▶ **Written task**:
Look through the material below, count the lines containing the word "dealer", and state only the count.

▶ **Dataset excerpts**:
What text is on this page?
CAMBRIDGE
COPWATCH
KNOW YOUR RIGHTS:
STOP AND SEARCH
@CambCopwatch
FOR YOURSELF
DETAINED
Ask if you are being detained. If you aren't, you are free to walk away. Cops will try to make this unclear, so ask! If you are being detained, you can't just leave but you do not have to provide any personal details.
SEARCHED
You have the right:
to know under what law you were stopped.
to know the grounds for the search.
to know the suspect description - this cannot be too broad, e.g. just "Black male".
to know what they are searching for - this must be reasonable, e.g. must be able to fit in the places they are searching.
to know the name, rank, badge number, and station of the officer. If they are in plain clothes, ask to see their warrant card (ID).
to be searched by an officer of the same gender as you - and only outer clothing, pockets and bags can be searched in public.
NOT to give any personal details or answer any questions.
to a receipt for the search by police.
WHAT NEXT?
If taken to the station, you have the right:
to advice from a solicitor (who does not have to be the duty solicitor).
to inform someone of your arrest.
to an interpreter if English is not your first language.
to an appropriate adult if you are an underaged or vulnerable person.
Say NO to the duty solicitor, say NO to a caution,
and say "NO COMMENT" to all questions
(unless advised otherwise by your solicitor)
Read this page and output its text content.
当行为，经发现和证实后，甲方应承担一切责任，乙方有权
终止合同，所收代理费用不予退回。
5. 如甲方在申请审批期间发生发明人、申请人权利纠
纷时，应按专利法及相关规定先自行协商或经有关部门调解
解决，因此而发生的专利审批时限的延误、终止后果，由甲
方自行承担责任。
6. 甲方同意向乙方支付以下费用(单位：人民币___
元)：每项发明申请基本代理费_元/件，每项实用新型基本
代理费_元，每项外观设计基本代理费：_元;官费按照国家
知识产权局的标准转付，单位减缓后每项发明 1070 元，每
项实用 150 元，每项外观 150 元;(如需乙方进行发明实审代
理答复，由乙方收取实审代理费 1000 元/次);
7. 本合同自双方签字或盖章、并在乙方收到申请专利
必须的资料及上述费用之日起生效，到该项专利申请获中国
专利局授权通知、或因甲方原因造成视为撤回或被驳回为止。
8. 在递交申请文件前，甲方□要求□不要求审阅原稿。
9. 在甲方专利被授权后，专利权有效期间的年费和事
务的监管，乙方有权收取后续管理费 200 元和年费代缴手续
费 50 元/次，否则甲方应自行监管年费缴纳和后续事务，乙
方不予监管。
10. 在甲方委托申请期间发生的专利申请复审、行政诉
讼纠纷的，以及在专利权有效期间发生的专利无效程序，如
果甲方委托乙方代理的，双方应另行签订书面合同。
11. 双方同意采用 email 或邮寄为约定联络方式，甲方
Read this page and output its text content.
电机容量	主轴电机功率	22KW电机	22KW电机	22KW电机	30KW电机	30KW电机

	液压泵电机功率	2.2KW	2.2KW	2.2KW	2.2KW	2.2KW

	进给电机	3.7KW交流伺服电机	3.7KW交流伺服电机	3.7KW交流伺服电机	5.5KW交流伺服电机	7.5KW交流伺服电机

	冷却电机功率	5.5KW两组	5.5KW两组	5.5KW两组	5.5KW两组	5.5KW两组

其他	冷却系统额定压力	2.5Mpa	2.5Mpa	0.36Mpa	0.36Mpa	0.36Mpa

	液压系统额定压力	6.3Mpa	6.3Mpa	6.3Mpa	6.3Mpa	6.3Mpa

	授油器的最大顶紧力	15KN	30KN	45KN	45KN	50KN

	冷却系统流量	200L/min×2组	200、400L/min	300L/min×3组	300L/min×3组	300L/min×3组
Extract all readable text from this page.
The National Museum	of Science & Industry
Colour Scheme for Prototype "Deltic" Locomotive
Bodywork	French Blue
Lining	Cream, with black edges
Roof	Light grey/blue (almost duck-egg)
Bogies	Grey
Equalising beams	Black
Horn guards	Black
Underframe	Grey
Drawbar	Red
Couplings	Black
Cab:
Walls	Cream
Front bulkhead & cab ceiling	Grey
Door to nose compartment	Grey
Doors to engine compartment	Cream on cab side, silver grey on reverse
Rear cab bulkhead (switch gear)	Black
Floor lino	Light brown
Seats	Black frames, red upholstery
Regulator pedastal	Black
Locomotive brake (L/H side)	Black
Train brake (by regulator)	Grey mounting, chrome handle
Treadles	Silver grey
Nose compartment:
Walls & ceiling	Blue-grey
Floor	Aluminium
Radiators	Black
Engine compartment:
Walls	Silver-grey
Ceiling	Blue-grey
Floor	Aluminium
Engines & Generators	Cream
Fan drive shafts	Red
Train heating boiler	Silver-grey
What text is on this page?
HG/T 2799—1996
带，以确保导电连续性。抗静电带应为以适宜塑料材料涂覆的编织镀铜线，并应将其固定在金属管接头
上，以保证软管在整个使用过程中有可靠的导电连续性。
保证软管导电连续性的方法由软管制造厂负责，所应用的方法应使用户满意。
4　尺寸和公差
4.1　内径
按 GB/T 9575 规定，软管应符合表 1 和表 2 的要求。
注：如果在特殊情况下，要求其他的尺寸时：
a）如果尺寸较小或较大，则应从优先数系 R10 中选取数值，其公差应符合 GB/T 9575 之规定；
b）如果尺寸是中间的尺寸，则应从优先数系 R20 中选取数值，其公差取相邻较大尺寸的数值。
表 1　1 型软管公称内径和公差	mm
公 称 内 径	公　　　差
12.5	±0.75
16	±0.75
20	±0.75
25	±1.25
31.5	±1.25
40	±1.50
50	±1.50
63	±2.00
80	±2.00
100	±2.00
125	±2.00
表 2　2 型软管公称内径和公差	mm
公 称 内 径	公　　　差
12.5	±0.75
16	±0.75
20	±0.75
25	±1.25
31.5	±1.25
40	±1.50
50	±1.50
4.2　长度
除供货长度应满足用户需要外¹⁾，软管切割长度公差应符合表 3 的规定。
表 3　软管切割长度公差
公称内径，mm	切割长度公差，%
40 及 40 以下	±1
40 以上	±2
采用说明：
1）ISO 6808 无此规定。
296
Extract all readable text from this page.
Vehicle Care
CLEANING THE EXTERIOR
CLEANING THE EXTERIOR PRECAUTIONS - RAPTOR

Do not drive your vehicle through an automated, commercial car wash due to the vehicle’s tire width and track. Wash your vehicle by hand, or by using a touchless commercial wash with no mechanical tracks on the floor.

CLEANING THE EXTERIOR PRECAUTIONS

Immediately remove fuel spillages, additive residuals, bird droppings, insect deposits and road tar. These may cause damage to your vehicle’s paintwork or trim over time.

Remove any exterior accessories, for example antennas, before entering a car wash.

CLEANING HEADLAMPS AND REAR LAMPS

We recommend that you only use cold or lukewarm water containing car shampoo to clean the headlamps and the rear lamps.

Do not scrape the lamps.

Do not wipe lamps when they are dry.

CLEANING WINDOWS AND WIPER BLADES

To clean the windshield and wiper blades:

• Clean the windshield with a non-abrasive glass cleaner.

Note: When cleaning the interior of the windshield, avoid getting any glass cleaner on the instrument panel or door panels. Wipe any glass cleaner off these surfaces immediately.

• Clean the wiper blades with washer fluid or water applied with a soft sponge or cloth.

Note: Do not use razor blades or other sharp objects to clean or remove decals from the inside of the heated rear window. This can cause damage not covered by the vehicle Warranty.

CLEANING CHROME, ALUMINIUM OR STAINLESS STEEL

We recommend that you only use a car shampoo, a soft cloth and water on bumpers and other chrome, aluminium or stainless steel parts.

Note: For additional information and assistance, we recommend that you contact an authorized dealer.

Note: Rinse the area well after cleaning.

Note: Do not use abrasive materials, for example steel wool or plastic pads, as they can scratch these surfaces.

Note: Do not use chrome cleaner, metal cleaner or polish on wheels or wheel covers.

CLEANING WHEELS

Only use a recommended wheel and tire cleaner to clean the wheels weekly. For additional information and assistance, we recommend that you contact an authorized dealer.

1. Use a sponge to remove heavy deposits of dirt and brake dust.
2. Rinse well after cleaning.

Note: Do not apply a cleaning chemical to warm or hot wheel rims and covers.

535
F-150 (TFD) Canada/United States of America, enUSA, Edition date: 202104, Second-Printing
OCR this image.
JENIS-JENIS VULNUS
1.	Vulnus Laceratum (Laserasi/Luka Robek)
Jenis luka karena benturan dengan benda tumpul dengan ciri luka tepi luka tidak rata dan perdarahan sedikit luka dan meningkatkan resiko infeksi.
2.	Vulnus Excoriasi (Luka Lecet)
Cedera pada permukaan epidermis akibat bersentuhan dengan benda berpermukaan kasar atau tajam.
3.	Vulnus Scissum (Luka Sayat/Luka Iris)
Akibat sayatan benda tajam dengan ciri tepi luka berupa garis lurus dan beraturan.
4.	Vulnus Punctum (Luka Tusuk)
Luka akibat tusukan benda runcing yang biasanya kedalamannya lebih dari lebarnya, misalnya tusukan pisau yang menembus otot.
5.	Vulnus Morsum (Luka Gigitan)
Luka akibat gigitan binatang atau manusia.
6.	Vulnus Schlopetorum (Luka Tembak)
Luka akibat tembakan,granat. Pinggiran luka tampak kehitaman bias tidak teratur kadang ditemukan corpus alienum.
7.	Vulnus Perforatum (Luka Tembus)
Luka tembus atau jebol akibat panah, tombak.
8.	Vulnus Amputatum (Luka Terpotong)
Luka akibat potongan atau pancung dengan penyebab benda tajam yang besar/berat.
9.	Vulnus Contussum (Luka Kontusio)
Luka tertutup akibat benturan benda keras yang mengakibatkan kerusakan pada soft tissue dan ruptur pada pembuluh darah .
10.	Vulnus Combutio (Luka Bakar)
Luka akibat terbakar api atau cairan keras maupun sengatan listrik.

▶ **Result for this task**:
2